[SUPPLIED RECORDS]

* * *

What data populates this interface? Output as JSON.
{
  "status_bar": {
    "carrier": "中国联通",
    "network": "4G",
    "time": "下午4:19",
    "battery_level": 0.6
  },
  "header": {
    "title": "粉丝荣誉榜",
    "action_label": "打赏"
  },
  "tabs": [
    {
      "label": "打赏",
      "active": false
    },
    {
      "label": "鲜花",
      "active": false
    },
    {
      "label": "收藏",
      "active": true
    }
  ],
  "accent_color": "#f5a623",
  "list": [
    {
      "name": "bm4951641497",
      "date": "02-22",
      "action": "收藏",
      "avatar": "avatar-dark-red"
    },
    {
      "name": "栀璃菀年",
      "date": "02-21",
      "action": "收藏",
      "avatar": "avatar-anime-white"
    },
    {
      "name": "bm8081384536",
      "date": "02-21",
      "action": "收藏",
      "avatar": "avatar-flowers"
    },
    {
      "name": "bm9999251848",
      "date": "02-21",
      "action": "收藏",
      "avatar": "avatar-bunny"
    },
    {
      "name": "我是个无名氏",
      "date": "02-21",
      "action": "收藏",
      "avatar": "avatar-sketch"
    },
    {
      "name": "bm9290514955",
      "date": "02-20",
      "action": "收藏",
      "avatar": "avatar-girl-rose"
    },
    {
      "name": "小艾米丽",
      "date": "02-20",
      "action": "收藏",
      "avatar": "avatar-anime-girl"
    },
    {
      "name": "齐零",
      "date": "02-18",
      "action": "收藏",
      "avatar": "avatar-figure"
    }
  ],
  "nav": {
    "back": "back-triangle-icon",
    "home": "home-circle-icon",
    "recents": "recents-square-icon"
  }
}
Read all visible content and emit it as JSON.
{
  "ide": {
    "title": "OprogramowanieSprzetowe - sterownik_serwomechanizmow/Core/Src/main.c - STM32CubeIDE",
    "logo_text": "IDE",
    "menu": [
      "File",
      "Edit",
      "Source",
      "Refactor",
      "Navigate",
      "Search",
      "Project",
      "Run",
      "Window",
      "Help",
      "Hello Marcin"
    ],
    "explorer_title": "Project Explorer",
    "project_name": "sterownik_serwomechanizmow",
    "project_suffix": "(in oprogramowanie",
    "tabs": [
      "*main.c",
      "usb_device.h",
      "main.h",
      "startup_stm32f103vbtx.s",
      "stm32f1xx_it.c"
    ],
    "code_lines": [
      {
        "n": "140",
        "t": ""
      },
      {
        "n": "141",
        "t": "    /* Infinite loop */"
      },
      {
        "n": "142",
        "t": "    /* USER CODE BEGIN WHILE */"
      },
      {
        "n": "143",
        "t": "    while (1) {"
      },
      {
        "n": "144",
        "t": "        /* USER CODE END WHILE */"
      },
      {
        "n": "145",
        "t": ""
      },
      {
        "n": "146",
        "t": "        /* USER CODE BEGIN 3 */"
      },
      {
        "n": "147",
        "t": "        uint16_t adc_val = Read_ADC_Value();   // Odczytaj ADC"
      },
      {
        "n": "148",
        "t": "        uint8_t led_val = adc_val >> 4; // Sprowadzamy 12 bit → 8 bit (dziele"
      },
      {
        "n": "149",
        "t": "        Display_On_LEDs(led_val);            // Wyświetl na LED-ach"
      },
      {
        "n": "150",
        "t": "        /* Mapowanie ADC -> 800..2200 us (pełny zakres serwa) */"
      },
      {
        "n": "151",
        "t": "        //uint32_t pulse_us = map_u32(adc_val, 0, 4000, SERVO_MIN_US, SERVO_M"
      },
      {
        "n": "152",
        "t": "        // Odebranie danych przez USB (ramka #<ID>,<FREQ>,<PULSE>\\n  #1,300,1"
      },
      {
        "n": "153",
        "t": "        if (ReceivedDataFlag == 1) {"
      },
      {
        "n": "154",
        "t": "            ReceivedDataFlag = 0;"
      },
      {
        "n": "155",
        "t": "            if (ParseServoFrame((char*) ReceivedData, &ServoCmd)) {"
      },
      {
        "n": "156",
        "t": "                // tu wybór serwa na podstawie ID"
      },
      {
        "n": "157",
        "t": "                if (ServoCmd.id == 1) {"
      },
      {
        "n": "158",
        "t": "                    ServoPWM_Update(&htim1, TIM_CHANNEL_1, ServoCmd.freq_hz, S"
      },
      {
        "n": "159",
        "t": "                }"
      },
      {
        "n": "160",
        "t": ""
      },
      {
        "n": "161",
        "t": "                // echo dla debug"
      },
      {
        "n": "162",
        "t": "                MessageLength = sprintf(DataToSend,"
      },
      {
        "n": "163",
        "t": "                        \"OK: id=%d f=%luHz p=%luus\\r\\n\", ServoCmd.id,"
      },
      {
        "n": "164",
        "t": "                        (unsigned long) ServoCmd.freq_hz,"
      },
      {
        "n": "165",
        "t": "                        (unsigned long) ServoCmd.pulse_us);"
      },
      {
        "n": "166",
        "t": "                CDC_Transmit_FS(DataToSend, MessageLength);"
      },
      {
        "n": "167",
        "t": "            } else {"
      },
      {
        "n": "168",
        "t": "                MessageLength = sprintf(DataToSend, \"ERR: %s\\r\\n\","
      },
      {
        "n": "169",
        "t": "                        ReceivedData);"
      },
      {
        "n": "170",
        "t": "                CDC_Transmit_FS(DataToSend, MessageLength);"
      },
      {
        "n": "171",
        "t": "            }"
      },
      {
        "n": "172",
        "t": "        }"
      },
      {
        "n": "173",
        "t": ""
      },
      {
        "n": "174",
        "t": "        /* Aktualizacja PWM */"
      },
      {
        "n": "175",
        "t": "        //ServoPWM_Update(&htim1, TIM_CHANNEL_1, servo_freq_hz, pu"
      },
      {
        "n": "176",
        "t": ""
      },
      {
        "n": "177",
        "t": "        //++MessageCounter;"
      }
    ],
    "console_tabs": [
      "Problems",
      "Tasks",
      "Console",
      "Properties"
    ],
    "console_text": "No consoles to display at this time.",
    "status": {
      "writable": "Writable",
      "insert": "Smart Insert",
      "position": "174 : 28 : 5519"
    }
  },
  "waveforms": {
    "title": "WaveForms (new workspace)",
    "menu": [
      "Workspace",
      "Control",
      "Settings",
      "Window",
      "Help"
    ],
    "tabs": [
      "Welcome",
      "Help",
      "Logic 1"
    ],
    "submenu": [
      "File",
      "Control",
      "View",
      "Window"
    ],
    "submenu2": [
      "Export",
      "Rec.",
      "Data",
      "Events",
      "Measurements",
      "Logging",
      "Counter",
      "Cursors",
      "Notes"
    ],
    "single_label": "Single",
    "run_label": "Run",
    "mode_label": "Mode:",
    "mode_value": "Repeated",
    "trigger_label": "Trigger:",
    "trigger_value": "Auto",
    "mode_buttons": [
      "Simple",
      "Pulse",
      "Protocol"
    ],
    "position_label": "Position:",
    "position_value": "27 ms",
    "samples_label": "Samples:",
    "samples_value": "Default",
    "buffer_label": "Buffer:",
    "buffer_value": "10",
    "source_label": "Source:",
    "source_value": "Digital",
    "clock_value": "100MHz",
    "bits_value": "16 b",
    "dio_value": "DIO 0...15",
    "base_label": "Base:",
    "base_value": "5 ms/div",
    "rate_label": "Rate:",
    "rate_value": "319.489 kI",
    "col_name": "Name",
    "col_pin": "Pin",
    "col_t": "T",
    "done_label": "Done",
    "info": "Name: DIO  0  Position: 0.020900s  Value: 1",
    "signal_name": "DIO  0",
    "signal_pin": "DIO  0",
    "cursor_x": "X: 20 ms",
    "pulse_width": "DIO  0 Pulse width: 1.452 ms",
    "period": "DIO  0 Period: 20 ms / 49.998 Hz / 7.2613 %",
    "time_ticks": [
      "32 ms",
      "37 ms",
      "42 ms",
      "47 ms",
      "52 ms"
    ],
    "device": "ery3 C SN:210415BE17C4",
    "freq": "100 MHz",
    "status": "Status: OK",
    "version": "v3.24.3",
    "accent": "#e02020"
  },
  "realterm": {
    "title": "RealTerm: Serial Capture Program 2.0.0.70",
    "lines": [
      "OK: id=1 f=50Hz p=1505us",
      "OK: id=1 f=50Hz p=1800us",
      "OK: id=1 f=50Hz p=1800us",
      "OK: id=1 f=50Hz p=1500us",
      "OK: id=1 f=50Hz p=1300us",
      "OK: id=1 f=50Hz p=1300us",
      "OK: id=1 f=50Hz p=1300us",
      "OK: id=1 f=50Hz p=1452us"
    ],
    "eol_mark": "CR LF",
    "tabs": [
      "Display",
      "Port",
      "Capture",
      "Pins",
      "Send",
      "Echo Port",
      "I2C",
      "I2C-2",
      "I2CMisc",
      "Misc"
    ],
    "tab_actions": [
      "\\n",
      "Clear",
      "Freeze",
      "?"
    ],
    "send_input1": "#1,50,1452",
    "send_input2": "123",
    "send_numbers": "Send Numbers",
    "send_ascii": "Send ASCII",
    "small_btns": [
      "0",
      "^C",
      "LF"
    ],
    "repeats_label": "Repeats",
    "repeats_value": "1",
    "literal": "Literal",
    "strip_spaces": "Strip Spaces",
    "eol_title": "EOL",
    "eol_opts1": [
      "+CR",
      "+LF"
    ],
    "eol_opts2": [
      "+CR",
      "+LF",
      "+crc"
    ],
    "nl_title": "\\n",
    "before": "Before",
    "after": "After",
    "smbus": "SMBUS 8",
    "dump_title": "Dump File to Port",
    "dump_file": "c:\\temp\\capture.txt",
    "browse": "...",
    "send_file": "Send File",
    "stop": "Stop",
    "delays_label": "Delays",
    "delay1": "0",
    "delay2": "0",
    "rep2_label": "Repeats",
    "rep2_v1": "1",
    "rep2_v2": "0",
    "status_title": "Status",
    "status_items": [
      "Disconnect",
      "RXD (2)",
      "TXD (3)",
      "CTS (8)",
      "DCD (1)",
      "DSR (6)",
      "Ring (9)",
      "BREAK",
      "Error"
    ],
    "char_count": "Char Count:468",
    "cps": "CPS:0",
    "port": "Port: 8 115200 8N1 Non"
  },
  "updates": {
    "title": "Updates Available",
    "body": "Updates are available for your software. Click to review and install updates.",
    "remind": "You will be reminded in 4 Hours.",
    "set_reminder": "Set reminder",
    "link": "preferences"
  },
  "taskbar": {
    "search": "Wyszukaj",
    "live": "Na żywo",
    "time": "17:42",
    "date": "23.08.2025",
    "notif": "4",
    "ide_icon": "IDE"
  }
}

* * *

[DO THIS] Among the records above, find each line holding the string "girl" and pull it out.

[SOLUTION TO THIS TASK]
      "avatar": "avatar-girl-rose"
      "avatar": "avatar-anime-girl"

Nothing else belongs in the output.